Problem requirements
Go through the entries below and collect each line with the string "semi" in it.

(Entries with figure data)
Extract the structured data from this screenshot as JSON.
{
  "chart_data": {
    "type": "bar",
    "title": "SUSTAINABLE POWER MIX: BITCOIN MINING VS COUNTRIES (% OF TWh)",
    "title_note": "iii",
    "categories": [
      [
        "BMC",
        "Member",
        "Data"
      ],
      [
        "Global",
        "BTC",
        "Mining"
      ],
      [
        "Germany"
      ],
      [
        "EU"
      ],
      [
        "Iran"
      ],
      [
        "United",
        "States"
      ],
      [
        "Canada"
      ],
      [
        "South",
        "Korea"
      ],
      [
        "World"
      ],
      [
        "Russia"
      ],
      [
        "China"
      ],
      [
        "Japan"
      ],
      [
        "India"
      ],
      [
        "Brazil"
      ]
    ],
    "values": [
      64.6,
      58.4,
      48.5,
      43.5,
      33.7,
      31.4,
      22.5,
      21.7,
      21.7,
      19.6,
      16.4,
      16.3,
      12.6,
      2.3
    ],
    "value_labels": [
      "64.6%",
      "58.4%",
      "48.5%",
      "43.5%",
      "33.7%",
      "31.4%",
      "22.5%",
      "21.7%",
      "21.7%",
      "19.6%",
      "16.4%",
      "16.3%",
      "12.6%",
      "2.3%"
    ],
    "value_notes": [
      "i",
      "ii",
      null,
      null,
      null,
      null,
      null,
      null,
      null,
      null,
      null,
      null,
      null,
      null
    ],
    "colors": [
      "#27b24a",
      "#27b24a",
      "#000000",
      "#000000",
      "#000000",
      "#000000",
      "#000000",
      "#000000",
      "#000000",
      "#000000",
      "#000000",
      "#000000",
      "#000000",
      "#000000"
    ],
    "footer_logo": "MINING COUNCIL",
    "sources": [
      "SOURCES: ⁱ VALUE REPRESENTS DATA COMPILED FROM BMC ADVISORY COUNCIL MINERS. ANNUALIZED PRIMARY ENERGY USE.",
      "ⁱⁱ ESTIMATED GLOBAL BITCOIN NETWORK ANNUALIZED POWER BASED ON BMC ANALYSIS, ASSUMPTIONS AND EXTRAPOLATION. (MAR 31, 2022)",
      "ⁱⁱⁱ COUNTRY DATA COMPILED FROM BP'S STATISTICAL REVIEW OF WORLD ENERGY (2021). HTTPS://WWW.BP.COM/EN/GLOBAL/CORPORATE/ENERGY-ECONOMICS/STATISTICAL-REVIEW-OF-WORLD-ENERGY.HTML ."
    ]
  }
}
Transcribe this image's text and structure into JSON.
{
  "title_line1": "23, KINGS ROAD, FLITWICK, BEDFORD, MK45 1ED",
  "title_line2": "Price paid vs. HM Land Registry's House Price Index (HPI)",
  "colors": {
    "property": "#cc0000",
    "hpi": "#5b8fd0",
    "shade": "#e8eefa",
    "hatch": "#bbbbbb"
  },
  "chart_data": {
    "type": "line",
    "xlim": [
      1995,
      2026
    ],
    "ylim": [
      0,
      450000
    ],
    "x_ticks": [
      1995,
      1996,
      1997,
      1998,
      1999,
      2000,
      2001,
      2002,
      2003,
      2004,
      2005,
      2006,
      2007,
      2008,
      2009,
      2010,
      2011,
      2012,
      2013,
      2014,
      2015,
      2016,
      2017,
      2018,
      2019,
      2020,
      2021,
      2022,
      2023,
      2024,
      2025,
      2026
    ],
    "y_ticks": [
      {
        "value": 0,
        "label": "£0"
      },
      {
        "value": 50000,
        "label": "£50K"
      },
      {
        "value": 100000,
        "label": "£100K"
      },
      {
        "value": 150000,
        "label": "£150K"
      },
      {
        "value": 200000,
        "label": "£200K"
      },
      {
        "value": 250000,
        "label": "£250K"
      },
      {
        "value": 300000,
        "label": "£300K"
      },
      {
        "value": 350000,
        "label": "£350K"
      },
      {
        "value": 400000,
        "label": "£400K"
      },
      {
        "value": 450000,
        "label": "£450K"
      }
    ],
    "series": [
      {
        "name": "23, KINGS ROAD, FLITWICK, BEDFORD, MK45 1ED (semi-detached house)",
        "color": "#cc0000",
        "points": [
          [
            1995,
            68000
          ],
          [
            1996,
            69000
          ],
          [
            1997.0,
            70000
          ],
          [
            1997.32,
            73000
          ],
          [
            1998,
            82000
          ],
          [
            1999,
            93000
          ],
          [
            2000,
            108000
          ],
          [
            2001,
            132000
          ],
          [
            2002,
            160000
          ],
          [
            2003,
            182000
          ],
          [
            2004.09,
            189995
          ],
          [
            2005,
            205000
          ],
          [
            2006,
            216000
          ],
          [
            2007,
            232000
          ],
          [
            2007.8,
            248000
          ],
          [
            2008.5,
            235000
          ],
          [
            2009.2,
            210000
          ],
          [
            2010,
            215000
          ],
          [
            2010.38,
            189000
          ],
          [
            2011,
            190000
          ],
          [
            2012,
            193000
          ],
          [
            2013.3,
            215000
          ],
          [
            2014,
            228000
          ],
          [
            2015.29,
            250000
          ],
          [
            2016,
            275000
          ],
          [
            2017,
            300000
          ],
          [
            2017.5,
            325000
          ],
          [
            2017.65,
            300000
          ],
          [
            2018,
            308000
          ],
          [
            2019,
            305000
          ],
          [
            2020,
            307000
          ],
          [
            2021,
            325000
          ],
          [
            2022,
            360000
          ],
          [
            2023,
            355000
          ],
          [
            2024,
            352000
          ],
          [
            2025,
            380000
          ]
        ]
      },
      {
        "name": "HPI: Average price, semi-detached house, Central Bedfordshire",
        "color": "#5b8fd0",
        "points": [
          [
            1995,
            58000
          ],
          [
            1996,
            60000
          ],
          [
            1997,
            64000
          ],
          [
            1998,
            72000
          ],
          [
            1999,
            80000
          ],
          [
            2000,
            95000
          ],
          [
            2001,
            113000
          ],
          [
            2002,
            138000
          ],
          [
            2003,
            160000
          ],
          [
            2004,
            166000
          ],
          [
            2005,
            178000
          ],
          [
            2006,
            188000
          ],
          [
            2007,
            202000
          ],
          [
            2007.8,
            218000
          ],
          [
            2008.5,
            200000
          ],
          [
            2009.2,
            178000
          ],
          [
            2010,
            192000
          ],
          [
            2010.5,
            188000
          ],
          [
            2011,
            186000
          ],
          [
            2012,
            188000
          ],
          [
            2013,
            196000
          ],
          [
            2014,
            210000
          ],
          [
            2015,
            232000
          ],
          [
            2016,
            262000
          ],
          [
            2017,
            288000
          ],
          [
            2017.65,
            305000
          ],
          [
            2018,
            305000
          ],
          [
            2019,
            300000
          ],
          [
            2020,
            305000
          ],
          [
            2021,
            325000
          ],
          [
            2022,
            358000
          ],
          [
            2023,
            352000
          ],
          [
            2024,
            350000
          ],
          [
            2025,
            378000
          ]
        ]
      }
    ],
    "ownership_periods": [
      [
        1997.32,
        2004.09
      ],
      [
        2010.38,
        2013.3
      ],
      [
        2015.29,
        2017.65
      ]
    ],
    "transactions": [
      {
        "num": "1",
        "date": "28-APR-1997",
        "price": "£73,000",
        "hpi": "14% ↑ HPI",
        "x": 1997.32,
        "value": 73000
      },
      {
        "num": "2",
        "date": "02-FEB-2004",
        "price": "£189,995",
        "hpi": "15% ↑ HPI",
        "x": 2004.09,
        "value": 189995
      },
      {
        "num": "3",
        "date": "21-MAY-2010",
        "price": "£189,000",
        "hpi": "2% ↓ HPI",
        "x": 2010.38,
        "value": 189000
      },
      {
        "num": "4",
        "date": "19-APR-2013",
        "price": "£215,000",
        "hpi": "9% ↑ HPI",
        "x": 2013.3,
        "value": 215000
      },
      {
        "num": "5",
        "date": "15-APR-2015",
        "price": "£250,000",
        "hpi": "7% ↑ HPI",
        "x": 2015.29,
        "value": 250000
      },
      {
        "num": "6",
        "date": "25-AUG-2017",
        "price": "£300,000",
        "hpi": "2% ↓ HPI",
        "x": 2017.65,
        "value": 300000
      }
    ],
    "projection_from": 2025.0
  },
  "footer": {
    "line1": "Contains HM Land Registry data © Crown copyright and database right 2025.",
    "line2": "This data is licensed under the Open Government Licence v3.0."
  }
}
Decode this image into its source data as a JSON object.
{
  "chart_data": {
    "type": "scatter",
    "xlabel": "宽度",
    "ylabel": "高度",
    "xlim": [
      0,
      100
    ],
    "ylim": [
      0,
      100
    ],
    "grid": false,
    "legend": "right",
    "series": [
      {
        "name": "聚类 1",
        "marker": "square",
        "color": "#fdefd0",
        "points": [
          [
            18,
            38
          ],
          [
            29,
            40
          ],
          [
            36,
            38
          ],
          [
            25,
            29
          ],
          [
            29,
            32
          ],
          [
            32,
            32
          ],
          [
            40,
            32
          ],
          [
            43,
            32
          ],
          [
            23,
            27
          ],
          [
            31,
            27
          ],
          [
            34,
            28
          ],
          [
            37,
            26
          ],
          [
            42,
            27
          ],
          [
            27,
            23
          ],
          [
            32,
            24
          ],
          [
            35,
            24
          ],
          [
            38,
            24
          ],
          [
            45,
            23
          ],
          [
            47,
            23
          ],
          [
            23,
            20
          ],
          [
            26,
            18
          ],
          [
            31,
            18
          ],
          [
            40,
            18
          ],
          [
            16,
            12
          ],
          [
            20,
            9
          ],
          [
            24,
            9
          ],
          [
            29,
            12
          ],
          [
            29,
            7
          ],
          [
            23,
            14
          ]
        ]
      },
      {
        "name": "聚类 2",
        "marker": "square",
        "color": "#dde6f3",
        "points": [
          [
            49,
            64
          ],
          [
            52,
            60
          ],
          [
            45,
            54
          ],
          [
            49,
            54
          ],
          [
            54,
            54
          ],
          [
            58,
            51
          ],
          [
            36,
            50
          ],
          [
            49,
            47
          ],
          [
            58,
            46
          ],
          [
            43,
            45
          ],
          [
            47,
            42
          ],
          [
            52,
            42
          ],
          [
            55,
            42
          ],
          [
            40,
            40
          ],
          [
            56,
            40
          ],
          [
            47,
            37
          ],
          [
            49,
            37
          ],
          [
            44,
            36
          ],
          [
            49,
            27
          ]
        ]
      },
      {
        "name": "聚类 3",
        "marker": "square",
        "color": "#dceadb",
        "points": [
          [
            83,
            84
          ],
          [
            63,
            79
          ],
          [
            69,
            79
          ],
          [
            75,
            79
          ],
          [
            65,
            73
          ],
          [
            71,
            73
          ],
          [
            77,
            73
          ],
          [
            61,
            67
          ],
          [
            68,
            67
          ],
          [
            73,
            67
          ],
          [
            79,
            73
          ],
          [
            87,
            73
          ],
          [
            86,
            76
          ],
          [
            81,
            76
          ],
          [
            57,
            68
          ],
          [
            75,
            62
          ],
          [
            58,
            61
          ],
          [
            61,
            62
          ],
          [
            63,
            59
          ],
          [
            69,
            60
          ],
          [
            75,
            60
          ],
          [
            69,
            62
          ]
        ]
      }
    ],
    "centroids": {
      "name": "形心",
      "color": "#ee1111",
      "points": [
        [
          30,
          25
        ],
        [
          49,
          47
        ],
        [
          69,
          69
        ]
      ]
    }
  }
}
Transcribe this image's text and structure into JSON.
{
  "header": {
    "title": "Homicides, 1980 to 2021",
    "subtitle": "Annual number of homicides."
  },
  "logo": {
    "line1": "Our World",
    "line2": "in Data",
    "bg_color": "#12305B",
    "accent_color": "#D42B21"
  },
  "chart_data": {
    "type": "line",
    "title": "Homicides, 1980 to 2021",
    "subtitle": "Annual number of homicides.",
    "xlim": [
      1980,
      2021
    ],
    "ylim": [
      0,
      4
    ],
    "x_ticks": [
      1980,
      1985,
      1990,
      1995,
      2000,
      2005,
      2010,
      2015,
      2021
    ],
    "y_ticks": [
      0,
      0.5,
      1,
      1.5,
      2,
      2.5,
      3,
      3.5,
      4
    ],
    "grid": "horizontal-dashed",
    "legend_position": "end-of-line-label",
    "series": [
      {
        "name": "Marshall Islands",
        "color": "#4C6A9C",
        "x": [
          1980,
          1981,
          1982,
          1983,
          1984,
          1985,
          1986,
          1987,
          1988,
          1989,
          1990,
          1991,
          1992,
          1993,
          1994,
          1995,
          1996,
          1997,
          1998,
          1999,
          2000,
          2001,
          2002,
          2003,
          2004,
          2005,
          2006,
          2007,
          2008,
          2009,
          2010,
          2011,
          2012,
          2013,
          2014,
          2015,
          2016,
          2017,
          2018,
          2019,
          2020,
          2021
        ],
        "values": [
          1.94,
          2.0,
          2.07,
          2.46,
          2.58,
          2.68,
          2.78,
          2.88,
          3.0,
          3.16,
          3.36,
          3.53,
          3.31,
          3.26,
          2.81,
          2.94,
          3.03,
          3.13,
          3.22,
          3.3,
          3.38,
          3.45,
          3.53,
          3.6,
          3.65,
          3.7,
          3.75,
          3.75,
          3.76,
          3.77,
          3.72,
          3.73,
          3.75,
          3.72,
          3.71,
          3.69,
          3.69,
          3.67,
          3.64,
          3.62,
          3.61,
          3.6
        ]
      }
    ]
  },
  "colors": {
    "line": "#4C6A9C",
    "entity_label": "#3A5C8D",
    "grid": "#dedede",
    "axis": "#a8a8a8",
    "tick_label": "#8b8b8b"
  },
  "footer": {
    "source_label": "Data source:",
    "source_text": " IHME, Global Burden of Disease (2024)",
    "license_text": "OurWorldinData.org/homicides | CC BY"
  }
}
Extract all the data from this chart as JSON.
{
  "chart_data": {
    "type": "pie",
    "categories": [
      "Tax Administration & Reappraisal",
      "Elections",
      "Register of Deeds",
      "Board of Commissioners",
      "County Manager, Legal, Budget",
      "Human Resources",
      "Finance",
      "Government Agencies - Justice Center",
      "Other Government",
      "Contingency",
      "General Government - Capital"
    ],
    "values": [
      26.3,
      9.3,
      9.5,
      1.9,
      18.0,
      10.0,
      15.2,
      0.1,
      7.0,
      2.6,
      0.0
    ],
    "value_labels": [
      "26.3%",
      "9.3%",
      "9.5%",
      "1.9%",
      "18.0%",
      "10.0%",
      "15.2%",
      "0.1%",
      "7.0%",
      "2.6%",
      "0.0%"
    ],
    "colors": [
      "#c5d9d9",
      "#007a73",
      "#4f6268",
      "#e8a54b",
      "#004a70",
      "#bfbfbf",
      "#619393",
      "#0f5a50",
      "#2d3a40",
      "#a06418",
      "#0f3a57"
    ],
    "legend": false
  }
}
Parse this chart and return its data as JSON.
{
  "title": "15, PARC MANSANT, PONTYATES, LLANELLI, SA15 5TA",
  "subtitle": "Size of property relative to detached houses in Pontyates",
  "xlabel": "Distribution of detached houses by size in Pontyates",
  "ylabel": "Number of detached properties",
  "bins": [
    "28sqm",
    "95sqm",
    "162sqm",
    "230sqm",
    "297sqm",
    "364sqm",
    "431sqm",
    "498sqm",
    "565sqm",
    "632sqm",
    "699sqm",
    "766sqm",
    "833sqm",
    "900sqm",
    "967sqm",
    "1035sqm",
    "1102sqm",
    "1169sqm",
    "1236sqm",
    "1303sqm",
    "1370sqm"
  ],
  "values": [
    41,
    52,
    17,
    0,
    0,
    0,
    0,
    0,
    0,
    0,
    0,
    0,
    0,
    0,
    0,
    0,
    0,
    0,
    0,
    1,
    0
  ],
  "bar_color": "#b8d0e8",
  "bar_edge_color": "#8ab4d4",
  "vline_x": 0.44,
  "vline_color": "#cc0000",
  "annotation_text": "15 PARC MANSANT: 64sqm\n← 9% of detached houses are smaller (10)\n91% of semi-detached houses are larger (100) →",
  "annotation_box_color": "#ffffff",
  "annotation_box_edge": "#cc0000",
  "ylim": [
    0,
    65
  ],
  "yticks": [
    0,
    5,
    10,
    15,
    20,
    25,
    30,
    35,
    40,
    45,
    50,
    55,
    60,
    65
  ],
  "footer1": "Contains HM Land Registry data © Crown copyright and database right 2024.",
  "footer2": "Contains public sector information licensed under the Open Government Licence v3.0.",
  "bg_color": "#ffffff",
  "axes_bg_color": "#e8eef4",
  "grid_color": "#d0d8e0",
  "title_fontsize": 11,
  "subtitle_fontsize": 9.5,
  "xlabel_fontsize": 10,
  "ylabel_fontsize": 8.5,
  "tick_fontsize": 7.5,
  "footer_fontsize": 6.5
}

Solved problem
        "name": "23, KINGS ROAD, FLITWICK, BEDFORD, MK45 1ED (semi-detached house)",
        "name": "HPI: Average price, semi-detached house, Central Bedfordshire",
  "annotation_text": "15 PARC MANSANT: 64sqm\n← 9% of detached houses are smaller (10)\n91% of semi-detached houses are larger (100) →",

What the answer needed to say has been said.